Stored records:
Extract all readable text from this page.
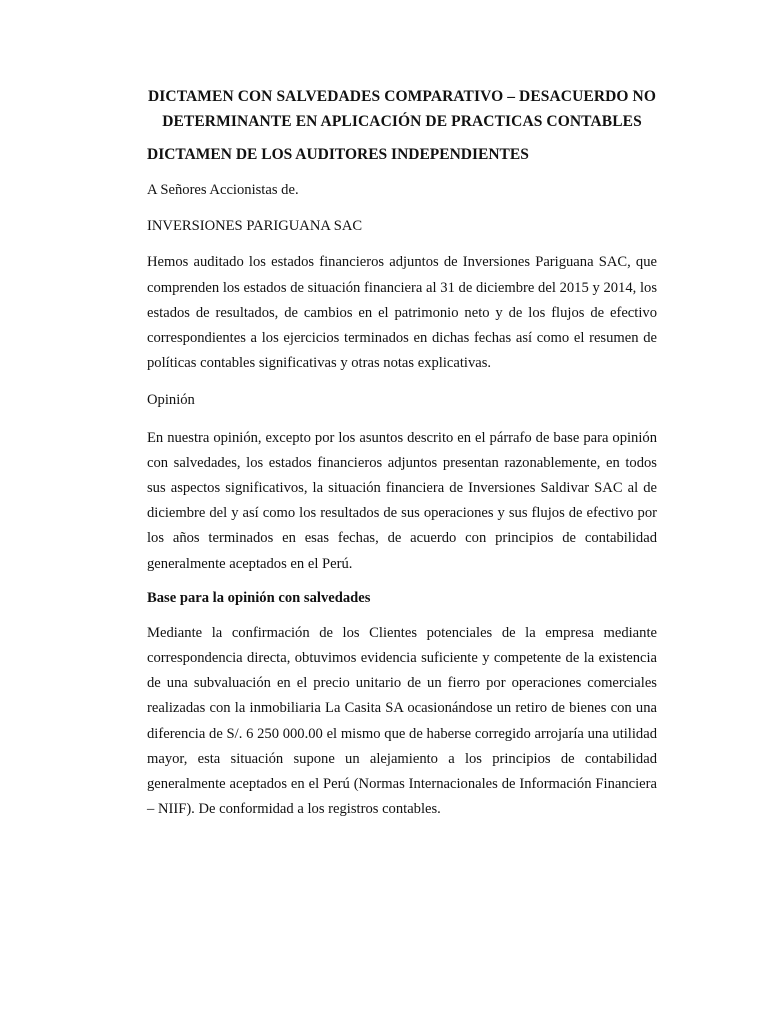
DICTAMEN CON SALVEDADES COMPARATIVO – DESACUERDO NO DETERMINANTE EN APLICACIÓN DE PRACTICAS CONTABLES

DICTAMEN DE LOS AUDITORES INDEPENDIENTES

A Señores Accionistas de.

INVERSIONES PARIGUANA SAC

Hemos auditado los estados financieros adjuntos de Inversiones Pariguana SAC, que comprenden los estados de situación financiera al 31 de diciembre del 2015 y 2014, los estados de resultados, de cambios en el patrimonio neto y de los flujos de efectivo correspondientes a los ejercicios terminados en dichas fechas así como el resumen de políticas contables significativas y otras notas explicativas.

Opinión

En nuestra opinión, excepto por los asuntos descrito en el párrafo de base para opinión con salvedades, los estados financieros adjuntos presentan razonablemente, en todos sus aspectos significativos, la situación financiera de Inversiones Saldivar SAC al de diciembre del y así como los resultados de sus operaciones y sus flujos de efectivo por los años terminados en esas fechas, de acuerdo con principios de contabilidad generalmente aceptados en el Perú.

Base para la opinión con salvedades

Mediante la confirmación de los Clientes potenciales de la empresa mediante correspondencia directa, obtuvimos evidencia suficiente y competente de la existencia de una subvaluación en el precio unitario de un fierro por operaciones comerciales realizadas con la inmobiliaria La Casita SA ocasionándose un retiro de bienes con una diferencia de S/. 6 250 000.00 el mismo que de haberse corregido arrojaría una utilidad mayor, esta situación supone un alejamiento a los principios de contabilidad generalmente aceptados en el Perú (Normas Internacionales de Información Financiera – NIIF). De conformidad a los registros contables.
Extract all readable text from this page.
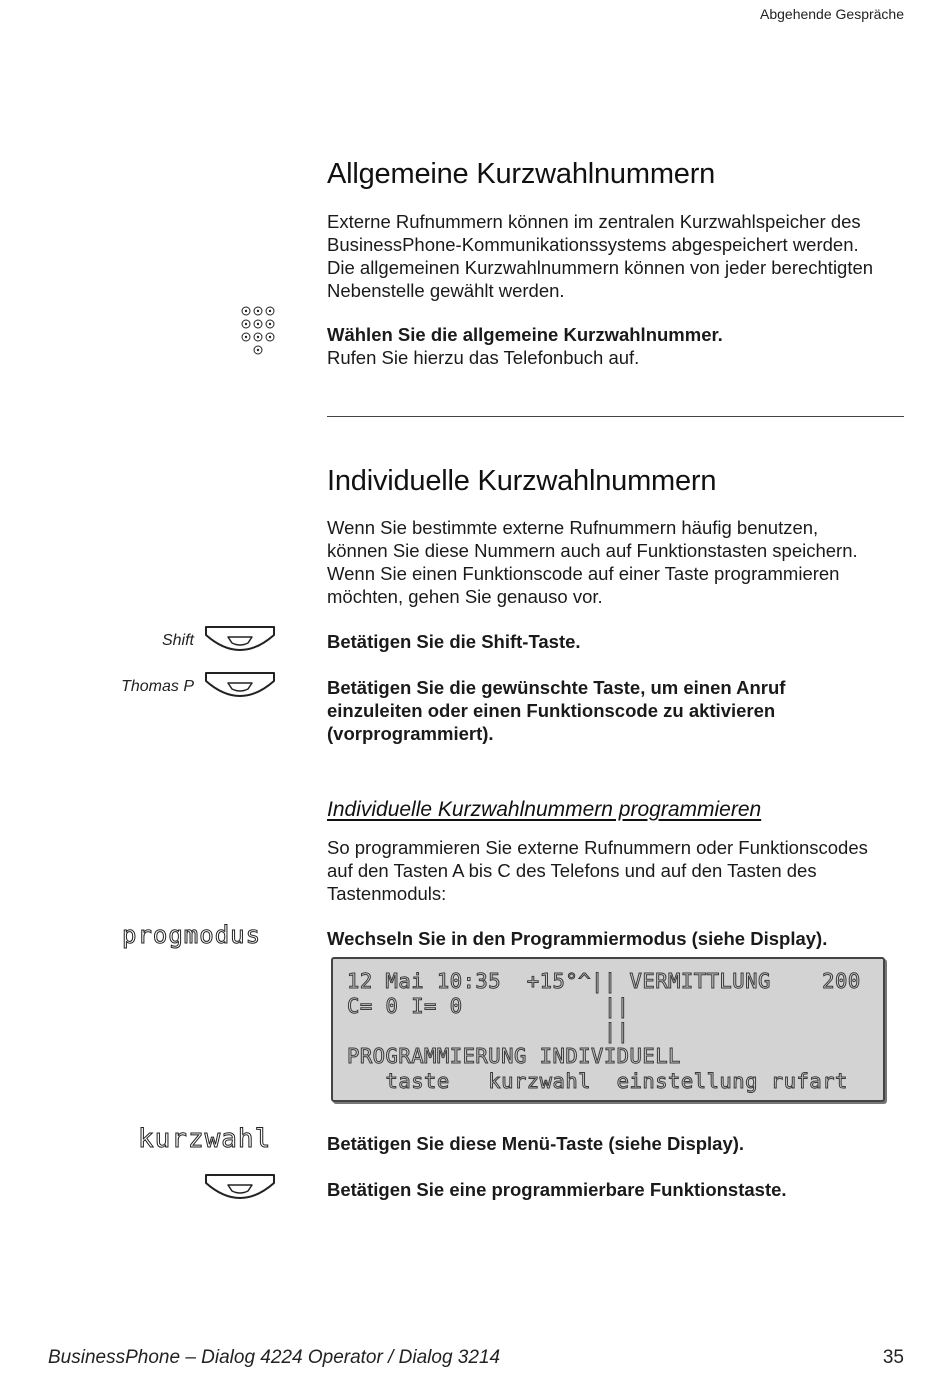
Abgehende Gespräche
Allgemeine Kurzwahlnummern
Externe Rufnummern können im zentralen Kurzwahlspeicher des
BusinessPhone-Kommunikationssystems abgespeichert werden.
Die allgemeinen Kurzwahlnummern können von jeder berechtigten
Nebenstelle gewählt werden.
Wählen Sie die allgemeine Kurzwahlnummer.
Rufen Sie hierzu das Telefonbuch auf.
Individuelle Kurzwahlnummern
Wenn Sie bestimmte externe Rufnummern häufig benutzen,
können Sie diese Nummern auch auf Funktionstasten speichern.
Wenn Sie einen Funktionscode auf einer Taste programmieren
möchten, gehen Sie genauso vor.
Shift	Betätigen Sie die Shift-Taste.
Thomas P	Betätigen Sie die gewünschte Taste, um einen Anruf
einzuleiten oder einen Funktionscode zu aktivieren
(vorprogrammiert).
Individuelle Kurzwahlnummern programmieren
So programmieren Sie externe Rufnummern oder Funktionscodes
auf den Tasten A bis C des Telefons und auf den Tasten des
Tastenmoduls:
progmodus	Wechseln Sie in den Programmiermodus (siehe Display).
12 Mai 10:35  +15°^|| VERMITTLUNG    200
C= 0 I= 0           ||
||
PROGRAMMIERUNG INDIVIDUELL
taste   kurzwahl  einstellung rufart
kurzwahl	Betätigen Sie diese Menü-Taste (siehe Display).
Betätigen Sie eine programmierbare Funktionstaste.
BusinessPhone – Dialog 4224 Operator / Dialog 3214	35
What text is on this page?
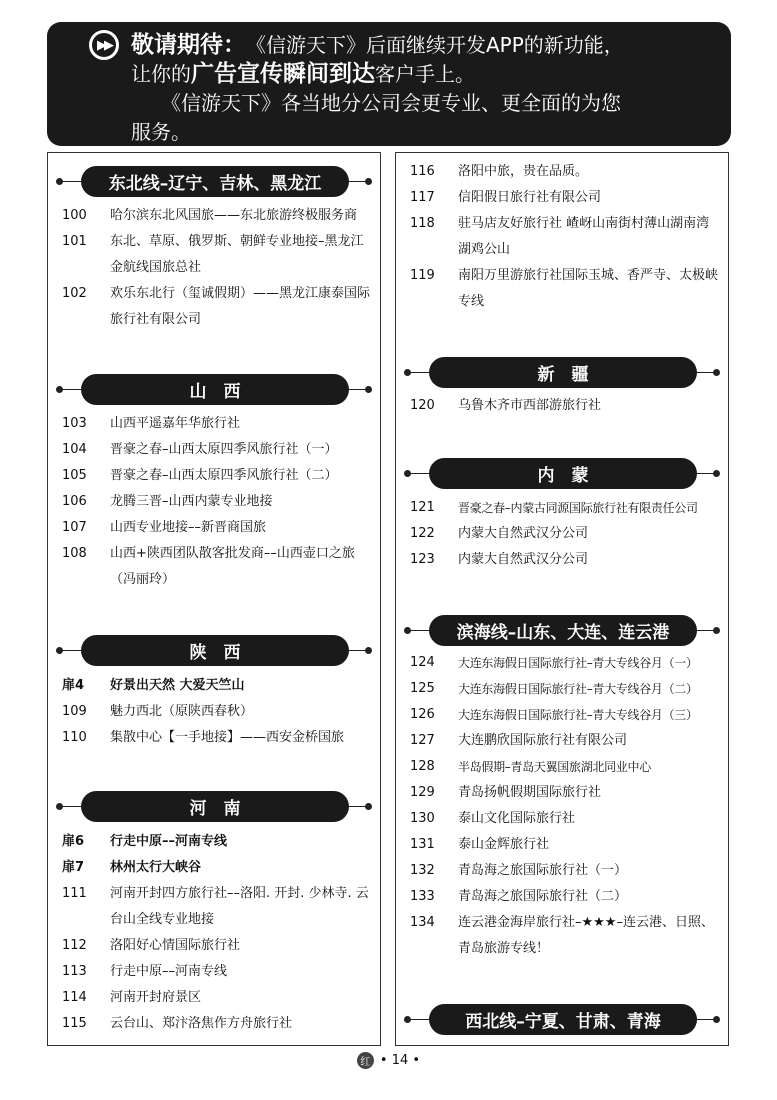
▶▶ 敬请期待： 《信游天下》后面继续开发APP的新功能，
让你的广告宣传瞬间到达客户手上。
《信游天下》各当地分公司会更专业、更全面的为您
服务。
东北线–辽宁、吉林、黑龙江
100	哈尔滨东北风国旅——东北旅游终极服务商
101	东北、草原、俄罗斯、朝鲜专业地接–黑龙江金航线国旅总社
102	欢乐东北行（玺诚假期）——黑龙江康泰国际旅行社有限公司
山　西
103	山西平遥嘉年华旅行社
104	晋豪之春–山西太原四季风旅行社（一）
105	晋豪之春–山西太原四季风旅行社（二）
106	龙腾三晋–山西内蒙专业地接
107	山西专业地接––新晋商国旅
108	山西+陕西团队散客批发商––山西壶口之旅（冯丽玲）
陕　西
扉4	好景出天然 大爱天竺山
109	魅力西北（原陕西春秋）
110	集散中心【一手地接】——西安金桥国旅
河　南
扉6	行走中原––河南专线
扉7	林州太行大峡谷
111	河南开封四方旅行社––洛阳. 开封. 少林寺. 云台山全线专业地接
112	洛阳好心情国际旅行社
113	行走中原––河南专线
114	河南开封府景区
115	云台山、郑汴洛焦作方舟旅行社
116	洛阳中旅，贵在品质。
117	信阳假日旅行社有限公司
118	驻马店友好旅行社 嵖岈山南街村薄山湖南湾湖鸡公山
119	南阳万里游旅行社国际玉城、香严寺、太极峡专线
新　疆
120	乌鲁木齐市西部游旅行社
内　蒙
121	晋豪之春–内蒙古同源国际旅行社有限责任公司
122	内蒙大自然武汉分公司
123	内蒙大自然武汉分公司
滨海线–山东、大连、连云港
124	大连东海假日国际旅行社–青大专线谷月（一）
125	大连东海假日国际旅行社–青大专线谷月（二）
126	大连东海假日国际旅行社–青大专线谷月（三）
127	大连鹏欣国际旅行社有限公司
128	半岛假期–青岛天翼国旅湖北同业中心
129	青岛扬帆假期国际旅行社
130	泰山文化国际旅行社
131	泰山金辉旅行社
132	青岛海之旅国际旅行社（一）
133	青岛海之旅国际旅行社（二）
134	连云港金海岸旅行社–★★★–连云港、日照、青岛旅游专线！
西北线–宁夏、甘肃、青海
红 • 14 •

> **Directions**
Transcribe the material exactly, and leave out whatever pictures it holds.

> **Completed exercise**
Extract all readable text from this page.
DICTAMEN CON SALVEDADES COMPARATIVO – DESACUERDO NO DETERMINANTE EN APLICACIÓN DE PRACTICAS CONTABLES

DICTAMEN DE LOS AUDITORES INDEPENDIENTES

A Señores Accionistas de.

INVERSIONES PARIGUANA SAC

Hemos auditado los estados financieros adjuntos de Inversiones Pariguana SAC, que comprenden los estados de situación financiera al 31 de diciembre del 2015 y 2014, los estados de resultados, de cambios en el patrimonio neto y de los flujos de efectivo correspondientes a los ejercicios terminados en dichas fechas así como el resumen de políticas contables significativas y otras notas explicativas.

Opinión

En nuestra opinión, excepto por los asuntos descrito en el párrafo de base para opinión con salvedades, los estados financieros adjuntos presentan razonablemente, en todos sus aspectos significativos, la situación financiera de Inversiones Saldivar SAC al de diciembre del y así como los resultados de sus operaciones y sus flujos de efectivo por los años terminados en esas fechas, de acuerdo con principios de contabilidad generalmente aceptados en el Perú.

Base para la opinión con salvedades

Mediante la confirmación de los Clientes potenciales de la empresa mediante correspondencia directa, obtuvimos evidencia suficiente y competente de la existencia de una subvaluación en el precio unitario de un fierro por operaciones comerciales realizadas con la inmobiliaria La Casita SA ocasionándose un retiro de bienes con una diferencia de S/. 6 250 000.00 el mismo que de haberse corregido arrojaría una utilidad mayor, esta situación supone un alejamiento a los principios de contabilidad generalmente aceptados en el Perú (Normas Internacionales de Información Financiera – NIIF). De conformidad a los registros contables.
Extract all readable text from this page.
Abgehende Gespräche
Allgemeine Kurzwahlnummern
Externe Rufnummern können im zentralen Kurzwahlspeicher des
BusinessPhone-Kommunikationssystems abgespeichert werden.
Die allgemeinen Kurzwahlnummern können von jeder berechtigten
Nebenstelle gewählt werden.
Wählen Sie die allgemeine Kurzwahlnummer.
Rufen Sie hierzu das Telefonbuch auf.
Individuelle Kurzwahlnummern
Wenn Sie bestimmte externe Rufnummern häufig benutzen,
können Sie diese Nummern auch auf Funktionstasten speichern.
Wenn Sie einen Funktionscode auf einer Taste programmieren
möchten, gehen Sie genauso vor.
Shift	Betätigen Sie die Shift-Taste.
Thomas P	Betätigen Sie die gewünschte Taste, um einen Anruf
einzuleiten oder einen Funktionscode zu aktivieren
(vorprogrammiert).
Individuelle Kurzwahlnummern programmieren
So programmieren Sie externe Rufnummern oder Funktionscodes
auf den Tasten A bis C des Telefons und auf den Tasten des
Tastenmoduls:
progmodus	Wechseln Sie in den Programmiermodus (siehe Display).
12 Mai 10:35  +15°^|| VERMITTLUNG    200
C= 0 I= 0           ||
||
PROGRAMMIERUNG INDIVIDUELL
taste   kurzwahl  einstellung rufart
kurzwahl	Betätigen Sie diese Menü-Taste (siehe Display).
Betätigen Sie eine programmierbare Funktionstaste.
BusinessPhone – Dialog 4224 Operator / Dialog 3214	35
What text is on this page?
▶▶ 敬请期待： 《信游天下》后面继续开发APP的新功能，
让你的广告宣传瞬间到达客户手上。
《信游天下》各当地分公司会更专业、更全面的为您
服务。
东北线–辽宁、吉林、黑龙江
100	哈尔滨东北风国旅——东北旅游终极服务商
101	东北、草原、俄罗斯、朝鲜专业地接–黑龙江金航线国旅总社
102	欢乐东北行（玺诚假期）——黑龙江康泰国际旅行社有限公司
山　西
103	山西平遥嘉年华旅行社
104	晋豪之春–山西太原四季风旅行社（一）
105	晋豪之春–山西太原四季风旅行社（二）
106	龙腾三晋–山西内蒙专业地接
107	山西专业地接––新晋商国旅
108	山西+陕西团队散客批发商––山西壶口之旅（冯丽玲）
陕　西
扉4	好景出天然 大爱天竺山
109	魅力西北（原陕西春秋）
110	集散中心【一手地接】——西安金桥国旅
河　南
扉6	行走中原––河南专线
扉7	林州太行大峡谷
111	河南开封四方旅行社––洛阳. 开封. 少林寺. 云台山全线专业地接
112	洛阳好心情国际旅行社
113	行走中原––河南专线
114	河南开封府景区
115	云台山、郑汴洛焦作方舟旅行社
116	洛阳中旅，贵在品质。
117	信阳假日旅行社有限公司
118	驻马店友好旅行社 嵖岈山南街村薄山湖南湾湖鸡公山
119	南阳万里游旅行社国际玉城、香严寺、太极峡专线
新　疆
120	乌鲁木齐市西部游旅行社
内　蒙
121	晋豪之春–内蒙古同源国际旅行社有限责任公司
122	内蒙大自然武汉分公司
123	内蒙大自然武汉分公司
滨海线–山东、大连、连云港
124	大连东海假日国际旅行社–青大专线谷月（一）
125	大连东海假日国际旅行社–青大专线谷月（二）
126	大连东海假日国际旅行社–青大专线谷月（三）
127	大连鹏欣国际旅行社有限公司
128	半岛假期–青岛天翼国旅湖北同业中心
129	青岛扬帆假期国际旅行社
130	泰山文化国际旅行社
131	泰山金辉旅行社
132	青岛海之旅国际旅行社（一）
133	青岛海之旅国际旅行社（二）
134	连云港金海岸旅行社–★★★–连云港、日照、青岛旅游专线！
西北线–宁夏、甘肃、青海
红 • 14 •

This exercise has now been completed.